Exercise ::
No images are to be carried over; print all other material exactly as it stands.

━━━━━━━━━━━━━━━━━━━━

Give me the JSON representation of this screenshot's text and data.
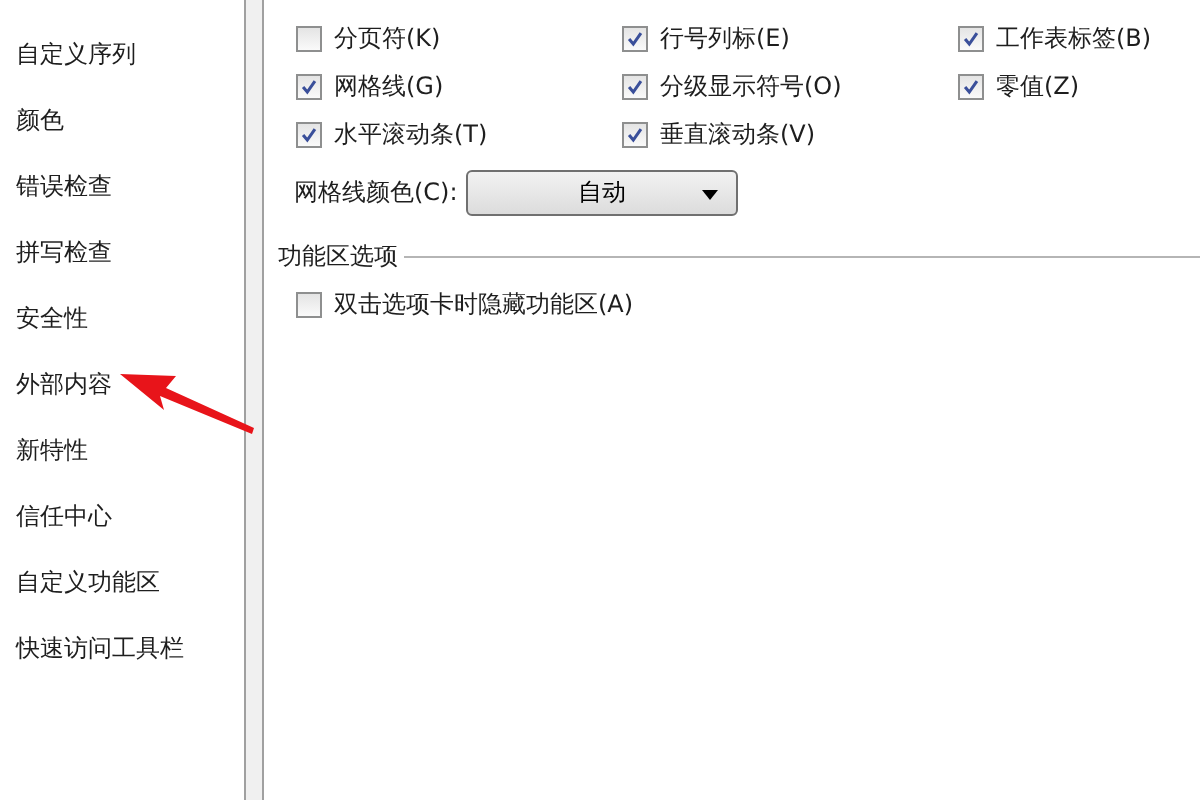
{
  "sidebar": {
    "items": [
      {
        "label": "自定义序列",
        "selected": false
      },
      {
        "label": "颜色",
        "selected": false
      },
      {
        "label": "错误检查",
        "selected": false
      },
      {
        "label": "拼写检查",
        "selected": false
      },
      {
        "label": "安全性",
        "selected": false
      },
      {
        "label": "外部内容",
        "selected": false
      },
      {
        "label": "新特性",
        "selected": false
      },
      {
        "label": "信任中心",
        "selected": false
      },
      {
        "label": "自定义功能区",
        "selected": false
      },
      {
        "label": "快速访问工具栏",
        "selected": false
      }
    ]
  },
  "display_options": [
    {
      "label": "分页符(K)",
      "checked": false
    },
    {
      "label": "行号列标(E)",
      "checked": true
    },
    {
      "label": "工作表标签(B)",
      "checked": true
    },
    {
      "label": "网格线(G)",
      "checked": true
    },
    {
      "label": "分级显示符号(O)",
      "checked": true
    },
    {
      "label": "零值(Z)",
      "checked": true
    },
    {
      "label": "水平滚动条(T)",
      "checked": true
    },
    {
      "label": "垂直滚动条(V)",
      "checked": true
    }
  ],
  "gridline_color": {
    "label": "网格线颜色(C):",
    "value": "自动"
  },
  "ribbon_section": {
    "title": "功能区选项",
    "options": [
      {
        "label": "双击选项卡时隐藏功能区(A)",
        "checked": false
      }
    ]
  }
}
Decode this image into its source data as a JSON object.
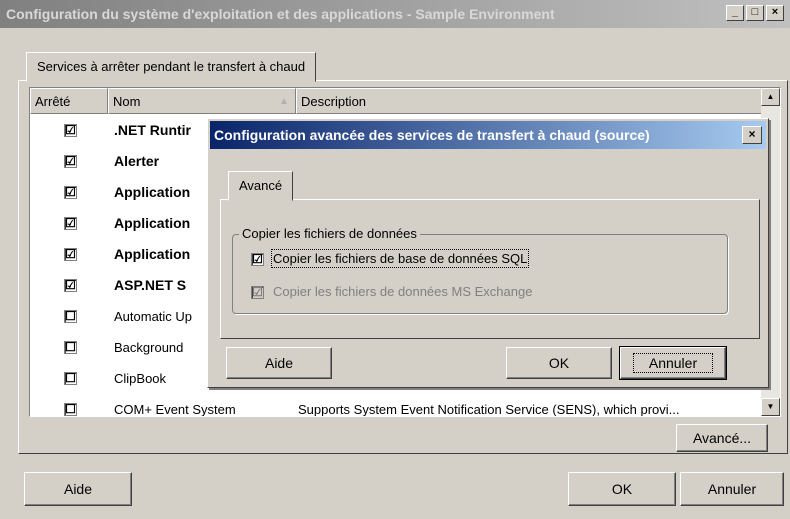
{
  "window": {
    "title": "Configuration du système d'exploitation et des applications - Sample Environment",
    "controls": [
      "_",
      "□",
      "×"
    ]
  },
  "main": {
    "tab_label": "Services à arrêter pendant le transfert à chaud",
    "columns": {
      "stopped": "Arrêté",
      "name": "Nom",
      "description": "Description"
    },
    "rows": [
      {
        "checked": "☑",
        "name": ".NET Runtir",
        "bold": true,
        "description": ""
      },
      {
        "checked": "☑",
        "name": "Alerter",
        "bold": true,
        "description": ""
      },
      {
        "checked": "☑",
        "name": "Application",
        "bold": true,
        "description": ""
      },
      {
        "checked": "☑",
        "name": "Application",
        "bold": true,
        "description": ""
      },
      {
        "checked": "☑",
        "name": "Application",
        "bold": true,
        "description": ""
      },
      {
        "checked": "☑",
        "name": "ASP.NET S",
        "bold": true,
        "description": ""
      },
      {
        "checked": "☐",
        "name": "Automatic Up",
        "bold": false,
        "description": ""
      },
      {
        "checked": "☐",
        "name": "Background",
        "bold": false,
        "description": ""
      },
      {
        "checked": "☐",
        "name": "ClipBook",
        "bold": false,
        "description": ""
      },
      {
        "checked": "☐",
        "name": "COM+ Event System",
        "bold": false,
        "description": "Supports System Event Notification Service (SENS), which provi..."
      }
    ],
    "advanced_button": "Avancé...",
    "help_button": "Aide",
    "ok_button": "OK",
    "cancel_button": "Annuler"
  },
  "dialog": {
    "title": "Configuration avancée des services de transfert à chaud (source)",
    "close": "×",
    "tab_label": "Avancé",
    "group_label": "Copier les fichiers de données",
    "option_sql": {
      "label": "Copier les fichiers de base de données SQL",
      "checked": "☑"
    },
    "option_exchange": {
      "label": "Copier les fichiers de données MS Exchange",
      "checked": "☑"
    },
    "help_button": "Aide",
    "ok_button": "OK",
    "cancel_button": "Annuler"
  },
  "colors": {
    "face": "#d4d0c8",
    "active_title": "#0a246a",
    "inactive_title": "#808080"
  }
}
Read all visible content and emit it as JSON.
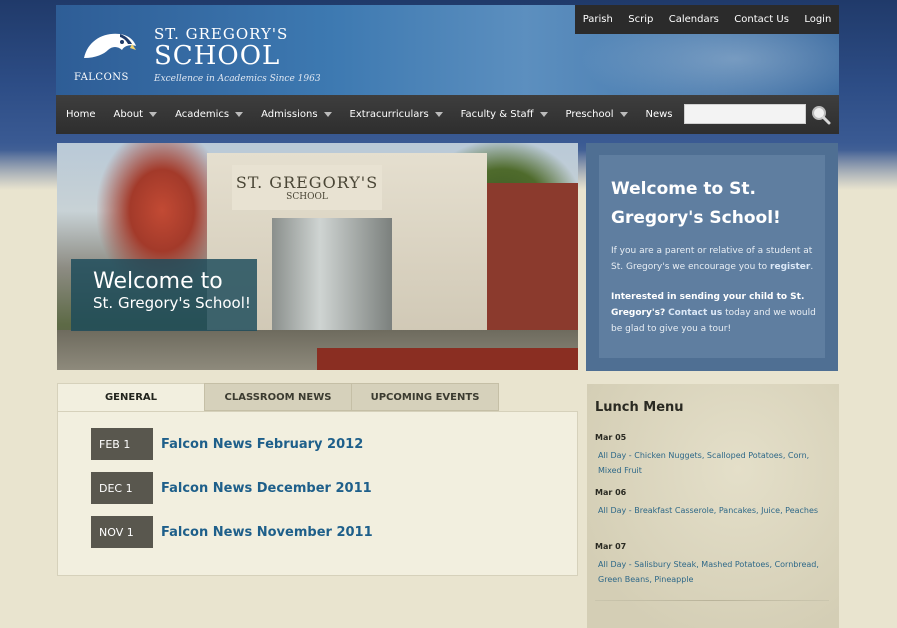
{
  "header": {
    "falcons": "FALCONS",
    "school_st": "ST. GREGORY'S",
    "school_name": "SCHOOL",
    "tagline": "Excellence in Academics Since 1963"
  },
  "util_nav": [
    "Parish",
    "Scrip",
    "Calendars",
    "Contact Us",
    "Login"
  ],
  "main_nav": [
    {
      "label": "Home",
      "dropdown": false
    },
    {
      "label": "About",
      "dropdown": true
    },
    {
      "label": "Academics",
      "dropdown": true
    },
    {
      "label": "Admissions",
      "dropdown": true
    },
    {
      "label": "Extracurriculars",
      "dropdown": true
    },
    {
      "label": "Faculty & Staff",
      "dropdown": true
    },
    {
      "label": "Preschool",
      "dropdown": true
    },
    {
      "label": "News",
      "dropdown": false
    }
  ],
  "search": {
    "placeholder": ""
  },
  "hero": {
    "sign_line1": "ST. GREGORY'S",
    "sign_line2": "SCHOOL",
    "caption_line1": "Welcome to",
    "caption_line2": "St. Gregory's School!"
  },
  "welcome": {
    "title": "Welcome to St. Gregory's School!",
    "p1_text": "If you are a parent or relative of a student at St. Gregory's we encourage you to",
    "p1_link": "register",
    "p1_end": ".",
    "p2_bold": "Interested in sending your child to St. Gregory's?",
    "p2_link": "Contact us",
    "p2_text": "today and we would be glad to give you a tour!"
  },
  "tabs": [
    {
      "label": "GENERAL",
      "active": true
    },
    {
      "label": "CLASSROOM NEWS",
      "active": false
    },
    {
      "label": "UPCOMING EVENTS",
      "active": false
    }
  ],
  "news": [
    {
      "date": "FEB 1",
      "title": "Falcon News February 2012"
    },
    {
      "date": "DEC 1",
      "title": "Falcon News December 2011"
    },
    {
      "date": "NOV 1",
      "title": "Falcon News November 2011"
    }
  ],
  "lunch": {
    "title": "Lunch Menu",
    "days": [
      {
        "date": "Mar 05",
        "items": "All Day - Chicken Nuggets, Scalloped Potatoes, Corn, Mixed Fruit"
      },
      {
        "date": "Mar 06",
        "items": "All Day - Breakfast Casserole, Pancakes, Juice, Peaches"
      },
      {
        "date": "Mar 07",
        "items": "All Day - Salisbury Steak, Mashed Potatoes, Cornbread, Green Beans, Pineapple"
      }
    ]
  },
  "colors": {
    "nav_bg": "#333333",
    "link_blue": "#1e5f8a",
    "welcome_bg": "#4f6f93",
    "caption_bg": "#1b4a5a",
    "date_badge": "#59574e"
  },
  "icons": {
    "search": "magnifier-icon",
    "logo": "falcon-head-icon",
    "caret": "caret-down-icon"
  }
}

━━━━━━━━━━━━━━━━━━━━

Solution to the problem ::
Give me the JSON representation of this screenshot's text and data.
{
  "sidebar": {
    "items": [
      {
        "label": "自定义序列",
        "selected": false
      },
      {
        "label": "颜色",
        "selected": false
      },
      {
        "label": "错误检查",
        "selected": false
      },
      {
        "label": "拼写检查",
        "selected": false
      },
      {
        "label": "安全性",
        "selected": false
      },
      {
        "label": "外部内容",
        "selected": false
      },
      {
        "label": "新特性",
        "selected": false
      },
      {
        "label": "信任中心",
        "selected": false
      },
      {
        "label": "自定义功能区",
        "selected": false
      },
      {
        "label": "快速访问工具栏",
        "selected": false
      }
    ]
  },
  "display_options": [
    {
      "label": "分页符(K)",
      "checked": false
    },
    {
      "label": "行号列标(E)",
      "checked": true
    },
    {
      "label": "工作表标签(B)",
      "checked": true
    },
    {
      "label": "网格线(G)",
      "checked": true
    },
    {
      "label": "分级显示符号(O)",
      "checked": true
    },
    {
      "label": "零值(Z)",
      "checked": true
    },
    {
      "label": "水平滚动条(T)",
      "checked": true
    },
    {
      "label": "垂直滚动条(V)",
      "checked": true
    }
  ],
  "gridline_color": {
    "label": "网格线颜色(C):",
    "value": "自动"
  },
  "ribbon_section": {
    "title": "功能区选项",
    "options": [
      {
        "label": "双击选项卡时隐藏功能区(A)",
        "checked": false
      }
    ]
  }
}
Decode this image into its source data as a JSON object.
{
  "window": {
    "title": "Configuration du système d'exploitation et des applications - Sample Environment",
    "controls": [
      "_",
      "□",
      "×"
    ]
  },
  "main": {
    "tab_label": "Services à arrêter pendant le transfert à chaud",
    "columns": {
      "stopped": "Arrêté",
      "name": "Nom",
      "description": "Description"
    },
    "rows": [
      {
        "checked": "☑",
        "name": ".NET Runtir",
        "bold": true,
        "description": ""
      },
      {
        "checked": "☑",
        "name": "Alerter",
        "bold": true,
        "description": ""
      },
      {
        "checked": "☑",
        "name": "Application",
        "bold": true,
        "description": ""
      },
      {
        "checked": "☑",
        "name": "Application",
        "bold": true,
        "description": ""
      },
      {
        "checked": "☑",
        "name": "Application",
        "bold": true,
        "description": ""
      },
      {
        "checked": "☑",
        "name": "ASP.NET S",
        "bold": true,
        "description": ""
      },
      {
        "checked": "☐",
        "name": "Automatic Up",
        "bold": false,
        "description": ""
      },
      {
        "checked": "☐",
        "name": "Background",
        "bold": false,
        "description": ""
      },
      {
        "checked": "☐",
        "name": "ClipBook",
        "bold": false,
        "description": ""
      },
      {
        "checked": "☐",
        "name": "COM+ Event System",
        "bold": false,
        "description": "Supports System Event Notification Service (SENS), which provi..."
      }
    ],
    "advanced_button": "Avancé...",
    "help_button": "Aide",
    "ok_button": "OK",
    "cancel_button": "Annuler"
  },
  "dialog": {
    "title": "Configuration avancée des services de transfert à chaud (source)",
    "close": "×",
    "tab_label": "Avancé",
    "group_label": "Copier les fichiers de données",
    "option_sql": {
      "label": "Copier les fichiers de base de données SQL",
      "checked": "☑"
    },
    "option_exchange": {
      "label": "Copier les fichiers de données MS Exchange",
      "checked": "☑"
    },
    "help_button": "Aide",
    "ok_button": "OK",
    "cancel_button": "Annuler"
  },
  "colors": {
    "face": "#d4d0c8",
    "active_title": "#0a246a",
    "inactive_title": "#808080"
  }
}
Read all visible content and emit it as JSON.
{
  "header": {
    "falcons": "FALCONS",
    "school_st": "ST. GREGORY'S",
    "school_name": "SCHOOL",
    "tagline": "Excellence in Academics Since 1963"
  },
  "util_nav": [
    "Parish",
    "Scrip",
    "Calendars",
    "Contact Us",
    "Login"
  ],
  "main_nav": [
    {
      "label": "Home",
      "dropdown": false
    },
    {
      "label": "About",
      "dropdown": true
    },
    {
      "label": "Academics",
      "dropdown": true
    },
    {
      "label": "Admissions",
      "dropdown": true
    },
    {
      "label": "Extracurriculars",
      "dropdown": true
    },
    {
      "label": "Faculty & Staff",
      "dropdown": true
    },
    {
      "label": "Preschool",
      "dropdown": true
    },
    {
      "label": "News",
      "dropdown": false
    }
  ],
  "search": {
    "placeholder": ""
  },
  "hero": {
    "sign_line1": "ST. GREGORY'S",
    "sign_line2": "SCHOOL",
    "caption_line1": "Welcome to",
    "caption_line2": "St. Gregory's School!"
  },
  "welcome": {
    "title": "Welcome to St. Gregory's School!",
    "p1_text": "If you are a parent or relative of a student at St. Gregory's we encourage you to",
    "p1_link": "register",
    "p1_end": ".",
    "p2_bold": "Interested in sending your child to St. Gregory's?",
    "p2_link": "Contact us",
    "p2_text": "today and we would be glad to give you a tour!"
  },
  "tabs": [
    {
      "label": "GENERAL",
      "active": true
    },
    {
      "label": "CLASSROOM NEWS",
      "active": false
    },
    {
      "label": "UPCOMING EVENTS",
      "active": false
    }
  ],
  "news": [
    {
      "date": "FEB 1",
      "title": "Falcon News February 2012"
    },
    {
      "date": "DEC 1",
      "title": "Falcon News December 2011"
    },
    {
      "date": "NOV 1",
      "title": "Falcon News November 2011"
    }
  ],
  "lunch": {
    "title": "Lunch Menu",
    "days": [
      {
        "date": "Mar 05",
        "items": "All Day - Chicken Nuggets, Scalloped Potatoes, Corn, Mixed Fruit"
      },
      {
        "date": "Mar 06",
        "items": "All Day - Breakfast Casserole, Pancakes, Juice, Peaches"
      },
      {
        "date": "Mar 07",
        "items": "All Day - Salisbury Steak, Mashed Potatoes, Cornbread, Green Beans, Pineapple"
      }
    ]
  },
  "colors": {
    "nav_bg": "#333333",
    "link_blue": "#1e5f8a",
    "welcome_bg": "#4f6f93",
    "caption_bg": "#1b4a5a",
    "date_badge": "#59574e"
  },
  "icons": {
    "search": "magnifier-icon",
    "logo": "falcon-head-icon",
    "caret": "caret-down-icon"
  }
}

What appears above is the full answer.